* _RECORDS FOR THIS TASK_
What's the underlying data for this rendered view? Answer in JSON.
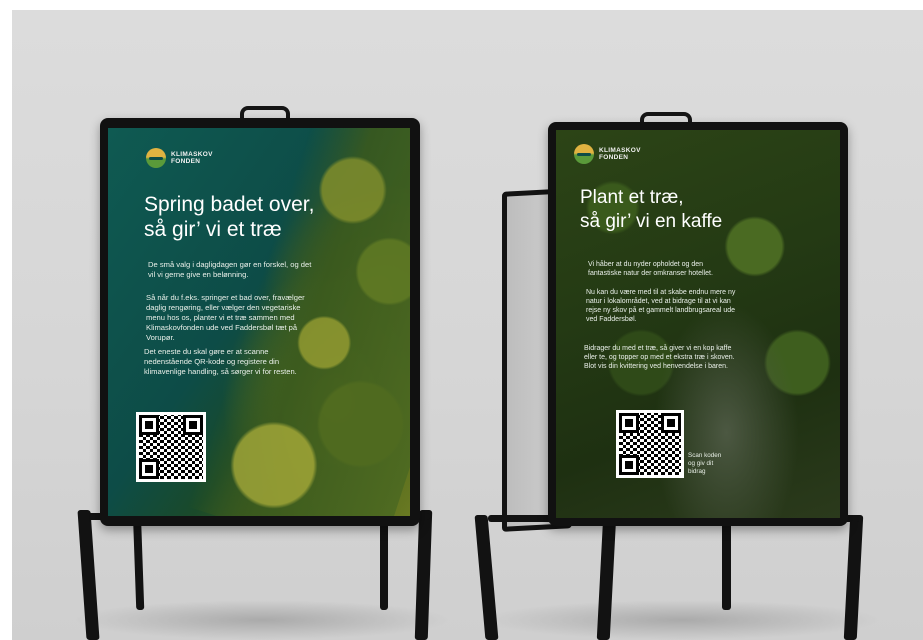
{
  "posters": [
    {
      "brand_line1": "KLIMASKOV",
      "brand_line2": "FONDEN",
      "headline": "Spring badet over,\nså gir’ vi et træ",
      "paragraphs": [
        "De små valg i dagligdagen gør en forskel, og det vil vi gerne give en belønning.",
        "Så når du f.eks. springer et bad over, fravælger daglig rengøring, eller vælger den vegetariske menu hos os, planter vi et træ sammen med Klimaskovfonden ude ved Faddersbøl tæt på Vorupør.",
        "Det eneste du skal gøre er at scanne nedenstående QR-kode og registere din klimavenlige handling, så sørger vi for resten."
      ]
    },
    {
      "brand_line1": "KLIMASKOV",
      "brand_line2": "FONDEN",
      "headline": "Plant et træ,\nså gir’ vi en kaffe",
      "paragraphs": [
        "Vi håber at du nyder opholdet og den fantastiske natur der omkranser hotellet.",
        "Nu kan du være med til at skabe endnu mere ny natur i lokalområdet, ved at bidrage til at vi kan rejse ny skov på et gammelt landbrugsareal ude ved Faddersbøl.",
        "Bidrager du med et træ, så giver vi en kop kaffe eller te, og topper op med et ekstra træ i skoven. Blot vis din kvittering ved henvendelse i baren."
      ],
      "scan_note": "Scan koden og giv dit bidrag"
    }
  ]
}
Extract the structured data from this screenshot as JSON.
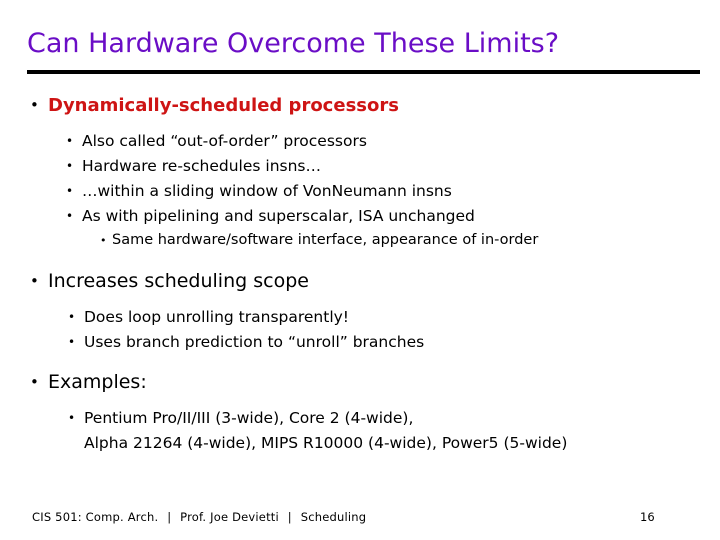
{
  "slide": {
    "title": "Can Hardware Overcome These Limits?",
    "title_color": "#6A0DC6",
    "rule_color": "#000000",
    "accent_red": "#CE1414",
    "background": "#ffffff",
    "bullet_glyph": "•"
  },
  "content": [
    {
      "level": 1,
      "emphasis": "red-bold",
      "text": "Dynamically-scheduled processors"
    },
    {
      "level": 2,
      "text": "Also called “out-of-order” processors"
    },
    {
      "level": 2,
      "text": "Hardware re-schedules insns…"
    },
    {
      "level": 2,
      "text": "…within a sliding window of Von​Neumann insns"
    },
    {
      "level": 2,
      "text": "As with pipelining and superscalar, ISA unchanged"
    },
    {
      "level": 3,
      "text": "Same hardware/software interface, appearance of in-order"
    },
    {
      "level": 1,
      "text": "Increases scheduling scope"
    },
    {
      "level": 2,
      "text": "Does loop unrolling transparently!"
    },
    {
      "level": 2,
      "text": "Uses branch prediction to “unroll” branches"
    },
    {
      "level": 1,
      "text": "Examples:"
    },
    {
      "level": 2,
      "text_line1": "Pentium Pro/II/III (3-wide), Core 2 (4-wide),",
      "text_line2": "Alpha 21264 (4-wide), MIPS R10000 (4-wide), Power5 (5-wide)"
    }
  ],
  "footer": {
    "course": "CIS 501: Comp. Arch.",
    "separator": "|",
    "instructor": "Prof. Joe Devietti",
    "topic": "Scheduling",
    "page_number": "16"
  }
}
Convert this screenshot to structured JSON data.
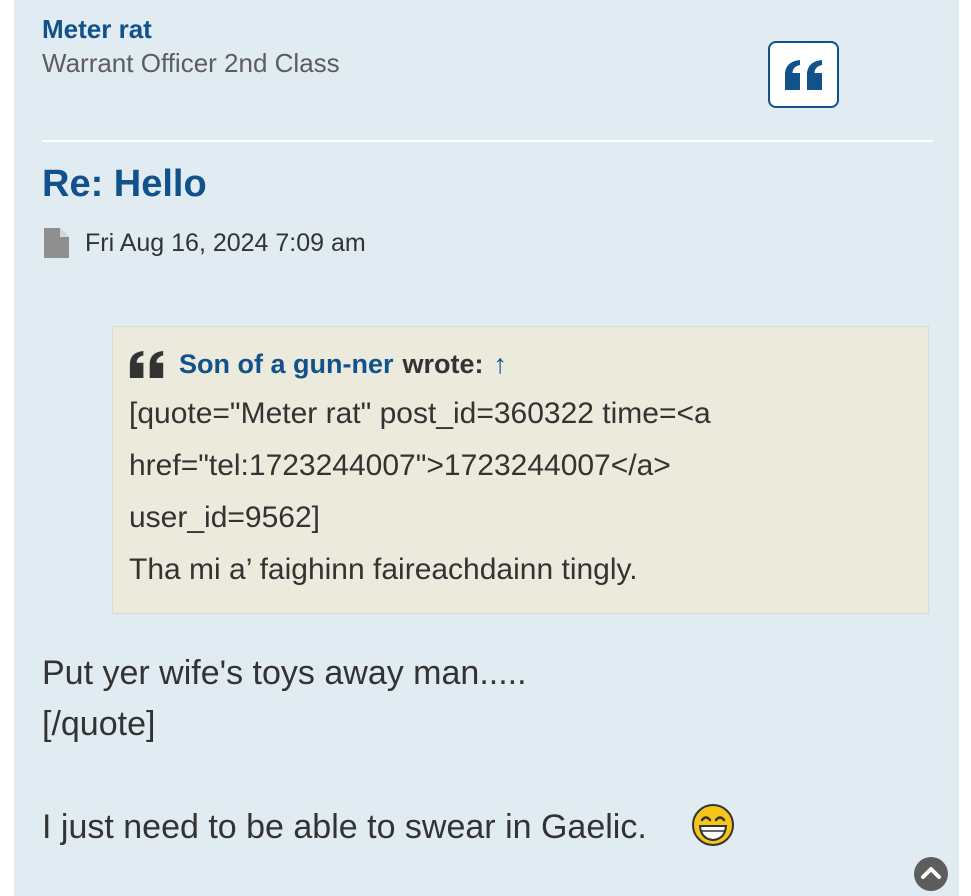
{
  "author": {
    "name": "Meter rat",
    "rank": "Warrant Officer 2nd Class"
  },
  "post": {
    "title": "Re: Hello",
    "date": "Fri Aug 16, 2024 7:09 am",
    "quote": {
      "username": "Son of a gun-ner",
      "wrote_label": "wrote:",
      "arrow": "↑",
      "lines": [
        "[quote=\"Meter rat\" post_id=360322 time=<a",
        "href=\"tel:1723244007\">1723244007</a>",
        "user_id=9562]",
        "Tha mi a’ faighinn faireachdainn tingly."
      ]
    },
    "body_lines": [
      "Put yer wife's toys away man.....",
      "[/quote]",
      "I just need to be able to swear in Gaelic."
    ]
  },
  "icons": {
    "quote_button": "quote-icon",
    "post_meta": "file-icon",
    "quote_cite": "quote-icon",
    "emoji": "grinning-face-icon",
    "scroll_top": "chevron-up-circle-icon"
  },
  "colors": {
    "panel_bg": "#e1ebf2",
    "link": "#105289",
    "text": "#333333",
    "rank_text": "#5d5d5d",
    "quote_bg": "#ebeadd",
    "meta_icon": "#8f8f8f"
  }
}
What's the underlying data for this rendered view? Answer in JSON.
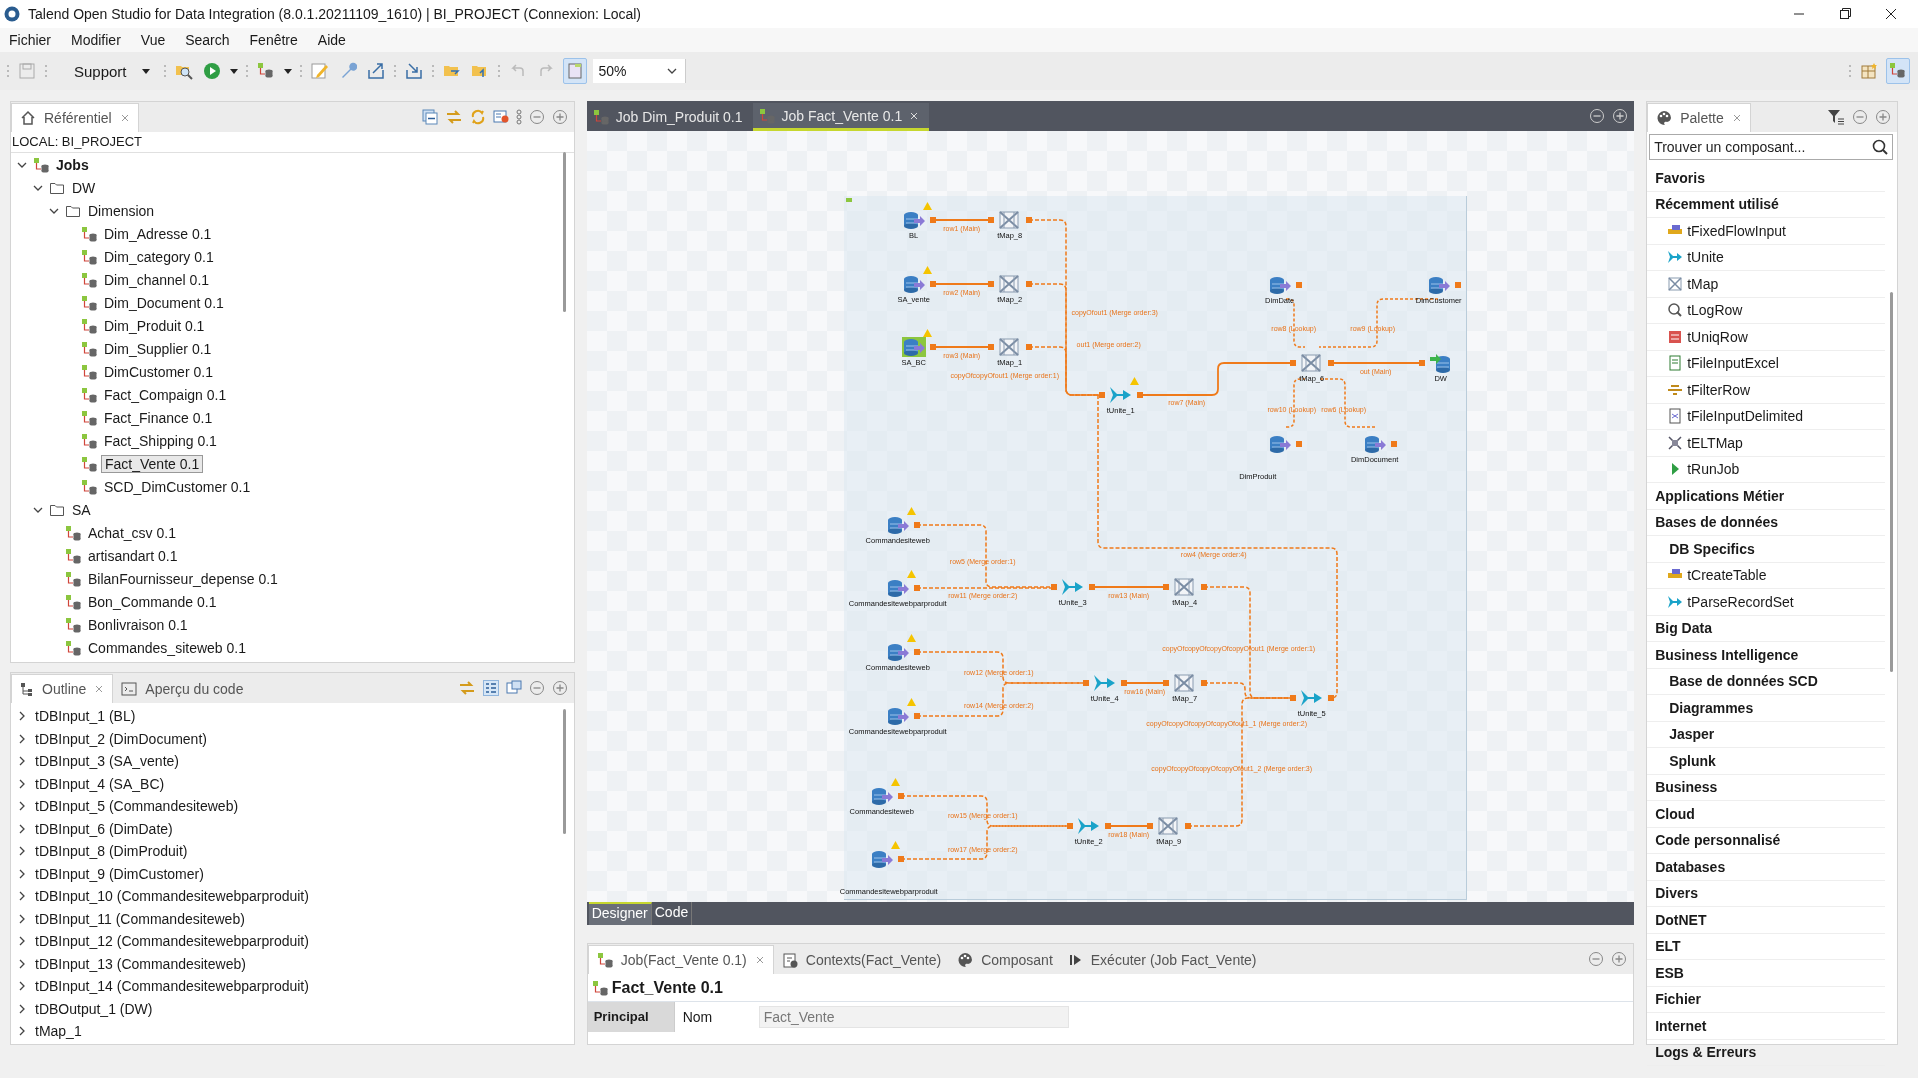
{
  "window": {
    "title": "Talend Open Studio for Data Integration (8.0.1.20211109_1610) | BI_PROJECT (Connexion: Local)"
  },
  "menu": [
    "Fichier",
    "Modifier",
    "Vue",
    "Search",
    "Fenêtre",
    "Aide"
  ],
  "toolbar": {
    "perspective": "Support",
    "zoom": "50%"
  },
  "repository": {
    "tab": "Référentiel",
    "location": "LOCAL: BI_PROJECT",
    "tree": [
      {
        "label": "Jobs",
        "kind": "root",
        "expanded": true,
        "selected": false,
        "children": [
          {
            "label": "DW",
            "kind": "folder",
            "expanded": true,
            "selected": false,
            "children": [
              {
                "label": "Dimension",
                "kind": "folder",
                "expanded": true,
                "selected": false,
                "children": [
                  {
                    "label": "Dim_Adresse 0.1",
                    "kind": "job",
                    "selected": false
                  },
                  {
                    "label": "Dim_category 0.1",
                    "kind": "job",
                    "selected": false
                  },
                  {
                    "label": "Dim_channel 0.1",
                    "kind": "job",
                    "selected": false
                  },
                  {
                    "label": "Dim_Document 0.1",
                    "kind": "job",
                    "selected": false
                  },
                  {
                    "label": "Dim_Produit 0.1",
                    "kind": "job",
                    "selected": false
                  },
                  {
                    "label": "Dim_Supplier 0.1",
                    "kind": "job",
                    "selected": false
                  },
                  {
                    "label": "DimCustomer 0.1",
                    "kind": "job",
                    "selected": false
                  },
                  {
                    "label": "Fact_Compaign 0.1",
                    "kind": "job",
                    "selected": false
                  },
                  {
                    "label": "Fact_Finance 0.1",
                    "kind": "job",
                    "selected": false
                  },
                  {
                    "label": "Fact_Shipping 0.1",
                    "kind": "job",
                    "selected": false
                  },
                  {
                    "label": "Fact_Vente 0.1",
                    "kind": "job",
                    "selected": true
                  },
                  {
                    "label": "SCD_DimCustomer 0.1",
                    "kind": "job",
                    "selected": false
                  }
                ]
              }
            ]
          },
          {
            "label": "SA",
            "kind": "folder",
            "expanded": true,
            "selected": false,
            "children": [
              {
                "label": "Achat_csv 0.1",
                "kind": "job",
                "selected": false
              },
              {
                "label": "artisandart 0.1",
                "kind": "job",
                "selected": false
              },
              {
                "label": "BilanFournisseur_depense 0.1",
                "kind": "job",
                "selected": false
              },
              {
                "label": "Bon_Commande 0.1",
                "kind": "job",
                "selected": false
              },
              {
                "label": "Bonlivraison 0.1",
                "kind": "job",
                "selected": false
              },
              {
                "label": "Commandes_siteweb 0.1",
                "kind": "job",
                "selected": false
              }
            ]
          }
        ]
      }
    ]
  },
  "outline": {
    "tabs": [
      {
        "label": "Outline",
        "selected": true
      },
      {
        "label": "Aperçu du code",
        "selected": false
      }
    ],
    "items": [
      {
        "label": "tDBInput_1 (BL)",
        "expanded": false
      },
      {
        "label": "tDBInput_2 (DimDocument)",
        "expanded": false
      },
      {
        "label": "tDBInput_3 (SA_vente)",
        "expanded": false
      },
      {
        "label": "tDBInput_4 (SA_BC)",
        "expanded": false
      },
      {
        "label": "tDBInput_5 (Commandesiteweb)",
        "expanded": false
      },
      {
        "label": "tDBInput_6 (DimDate)",
        "expanded": false
      },
      {
        "label": "tDBInput_8 (DimProduit)",
        "expanded": false
      },
      {
        "label": "tDBInput_9 (DimCustomer)",
        "expanded": false
      },
      {
        "label": "tDBInput_10 (Commandesitewebparproduit)",
        "expanded": false
      },
      {
        "label": "tDBInput_11 (Commandesiteweb)",
        "expanded": false
      },
      {
        "label": "tDBInput_12 (Commandesitewebparproduit)",
        "expanded": false
      },
      {
        "label": "tDBInput_13 (Commandesiteweb)",
        "expanded": false
      },
      {
        "label": "tDBInput_14 (Commandesitewebparproduit)",
        "expanded": false
      },
      {
        "label": "tDBOutput_1 (DW)",
        "expanded": false
      },
      {
        "label": "tMap_1",
        "expanded": false
      }
    ]
  },
  "editor": {
    "tabs": [
      {
        "label": "Job Dim_Produit 0.1",
        "selected": false
      },
      {
        "label": "Job Fact_Vente 0.1",
        "selected": true
      }
    ],
    "nodes": [
      {
        "label": "BL",
        "kind": "db_input",
        "warning": true,
        "selected": false
      },
      {
        "label": "tMap_8",
        "kind": "map",
        "warning": false,
        "selected": false
      },
      {
        "label": "SA_vente",
        "kind": "db_input",
        "warning": true,
        "selected": false
      },
      {
        "label": "tMap_2",
        "kind": "map",
        "warning": false,
        "selected": false
      },
      {
        "label": "SA_BC",
        "kind": "db_input",
        "warning": true,
        "selected": true
      },
      {
        "label": "tMap_1",
        "kind": "map",
        "warning": false,
        "selected": false
      },
      {
        "label": "DimDate",
        "kind": "db_input",
        "warning": false,
        "selected": false
      },
      {
        "label": "DimCustomer",
        "kind": "db_input",
        "warning": false,
        "selected": false
      },
      {
        "label": "tUnite_1",
        "kind": "unite",
        "warning": true,
        "selected": false
      },
      {
        "label": "tMap_6",
        "kind": "map",
        "warning": false,
        "selected": false
      },
      {
        "label": "DW",
        "kind": "db_output",
        "warning": false,
        "selected": false
      },
      {
        "label": "DimProduit",
        "kind": "db_input",
        "warning": false,
        "selected": false
      },
      {
        "label": "DimDocument",
        "kind": "db_input",
        "warning": false,
        "selected": false
      },
      {
        "label": "Commandesiteweb",
        "kind": "db_input",
        "warning": true,
        "selected": false
      },
      {
        "label": "Commandesitewebparproduit",
        "kind": "db_input",
        "warning": true,
        "selected": false
      },
      {
        "label": "tUnite_3",
        "kind": "unite",
        "warning": false,
        "selected": false
      },
      {
        "label": "tMap_4",
        "kind": "map",
        "warning": false,
        "selected": false
      },
      {
        "label": "Commandesiteweb",
        "kind": "db_input",
        "warning": true,
        "selected": false
      },
      {
        "label": "tUnite_4",
        "kind": "unite",
        "warning": false,
        "selected": false
      },
      {
        "label": "tMap_7",
        "kind": "map",
        "warning": false,
        "selected": false
      },
      {
        "label": "tUnite_5",
        "kind": "unite",
        "warning": false,
        "selected": false
      },
      {
        "label": "Commandesitewebparproduit",
        "kind": "db_input",
        "warning": true,
        "selected": false
      },
      {
        "label": "Commandesiteweb",
        "kind": "db_input",
        "warning": true,
        "selected": false
      },
      {
        "label": "tUnite_2",
        "kind": "unite",
        "warning": false,
        "selected": false
      },
      {
        "label": "tMap_9",
        "kind": "map",
        "warning": false,
        "selected": false
      },
      {
        "label": "Commandesitewebparproduit",
        "kind": "db_input",
        "warning": true,
        "selected": false
      }
    ],
    "links": [
      {
        "label": "row1 (Main)",
        "kind": "main"
      },
      {
        "label": "row2 (Main)",
        "kind": "main"
      },
      {
        "label": "row3 (Main)",
        "kind": "main"
      },
      {
        "label": "copyOfout1 (Merge order:3)",
        "kind": "merge"
      },
      {
        "label": "out1 (Merge order:2)",
        "kind": "merge"
      },
      {
        "label": "copyOfcopyOfout1 (Merge order:1)",
        "kind": "merge"
      },
      {
        "label": "row7 (Main)",
        "kind": "main"
      },
      {
        "label": "row8 (Lookup)",
        "kind": "lookup"
      },
      {
        "label": "row9 (Lookup)",
        "kind": "lookup"
      },
      {
        "label": "out (Main)",
        "kind": "main"
      },
      {
        "label": "row10 (Lookup)",
        "kind": "lookup"
      },
      {
        "label": "row6 (Lookup)",
        "kind": "lookup"
      },
      {
        "label": "row4 (Merge order:4)",
        "kind": "merge"
      },
      {
        "label": "row5 (Merge order:1)",
        "kind": "merge"
      },
      {
        "label": "row11 (Merge order:2)",
        "kind": "merge"
      },
      {
        "label": "row13 (Main)",
        "kind": "main"
      },
      {
        "label": "copyOfcopyOfcopyOfcopyOfout1 (Merge order:1)",
        "kind": "merge"
      },
      {
        "label": "row12 (Merge order:1)",
        "kind": "merge"
      },
      {
        "label": "row14 (Merge order:2)",
        "kind": "merge"
      },
      {
        "label": "row16 (Main)",
        "kind": "main"
      },
      {
        "label": "copyOfcopyOfcopyOfcopyOfout1_1 (Merge order:2)",
        "kind": "merge"
      },
      {
        "label": "row15 (Merge order:1)",
        "kind": "merge"
      },
      {
        "label": "row17 (Merge order:2)",
        "kind": "merge"
      },
      {
        "label": "row18 (Main)",
        "kind": "main"
      },
      {
        "label": "copyOfcopyOfcopyOfcopyOfout1_2 (Merge order:3)",
        "kind": "merge"
      }
    ],
    "view_tabs": [
      {
        "label": "Designer",
        "selected": true
      },
      {
        "label": "Code",
        "selected": false
      }
    ]
  },
  "properties": {
    "tabs": [
      {
        "label": "Job(Fact_Vente 0.1)",
        "kind": "job",
        "selected": true
      },
      {
        "label": "Contexts(Fact_Vente)",
        "kind": "contexts",
        "selected": false
      },
      {
        "label": "Composant",
        "kind": "component",
        "selected": false
      },
      {
        "label": "Exécuter (Job Fact_Vente)",
        "kind": "run",
        "selected": false
      }
    ],
    "heading": "Fact_Vente 0.1",
    "section": "Principal",
    "field_label": "Nom",
    "field_value": "Fact_Vente"
  },
  "palette": {
    "tab": "Palette",
    "search": {
      "placeholder": "Trouver un composant..."
    },
    "items": [
      {
        "label": "Favoris",
        "kind": "category"
      },
      {
        "label": "Récemment utilisé",
        "kind": "category"
      },
      {
        "label": "tFixedFlowInput",
        "kind": "component"
      },
      {
        "label": "tUnite",
        "kind": "component"
      },
      {
        "label": "tMap",
        "kind": "component"
      },
      {
        "label": "tLogRow",
        "kind": "component"
      },
      {
        "label": "tUniqRow",
        "kind": "component"
      },
      {
        "label": "tFileInputExcel",
        "kind": "component"
      },
      {
        "label": "tFilterRow",
        "kind": "component"
      },
      {
        "label": "tFileInputDelimited",
        "kind": "component"
      },
      {
        "label": "tELTMap",
        "kind": "component"
      },
      {
        "label": "tRunJob",
        "kind": "component"
      },
      {
        "label": "Applications Métier",
        "kind": "category"
      },
      {
        "label": "Bases de données",
        "kind": "category"
      },
      {
        "label": "DB Specifics",
        "kind": "subcategory"
      },
      {
        "label": "tCreateTable",
        "kind": "component"
      },
      {
        "label": "tParseRecordSet",
        "kind": "component"
      },
      {
        "label": "Big Data",
        "kind": "category"
      },
      {
        "label": "Business Intelligence",
        "kind": "category"
      },
      {
        "label": "Base de données SCD",
        "kind": "subcategory"
      },
      {
        "label": "Diagrammes",
        "kind": "subcategory"
      },
      {
        "label": "Jasper",
        "kind": "subcategory"
      },
      {
        "label": "Splunk",
        "kind": "subcategory"
      },
      {
        "label": "Business",
        "kind": "category"
      },
      {
        "label": "Cloud",
        "kind": "category"
      },
      {
        "label": "Code personnalisé",
        "kind": "category"
      },
      {
        "label": "Databases",
        "kind": "category"
      },
      {
        "label": "Divers",
        "kind": "category"
      },
      {
        "label": "DotNET",
        "kind": "category"
      },
      {
        "label": "ELT",
        "kind": "category"
      },
      {
        "label": "ESB",
        "kind": "category"
      },
      {
        "label": "Fichier",
        "kind": "category"
      },
      {
        "label": "Internet",
        "kind": "category"
      },
      {
        "label": "Logs & Erreurs",
        "kind": "category"
      }
    ]
  }
}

* _YOUR OBJECTIVE_
Your answer should be a single number: how many lines of the material contain the word "DimDate".

* _ANSWER TO THIS EXERCISE_
2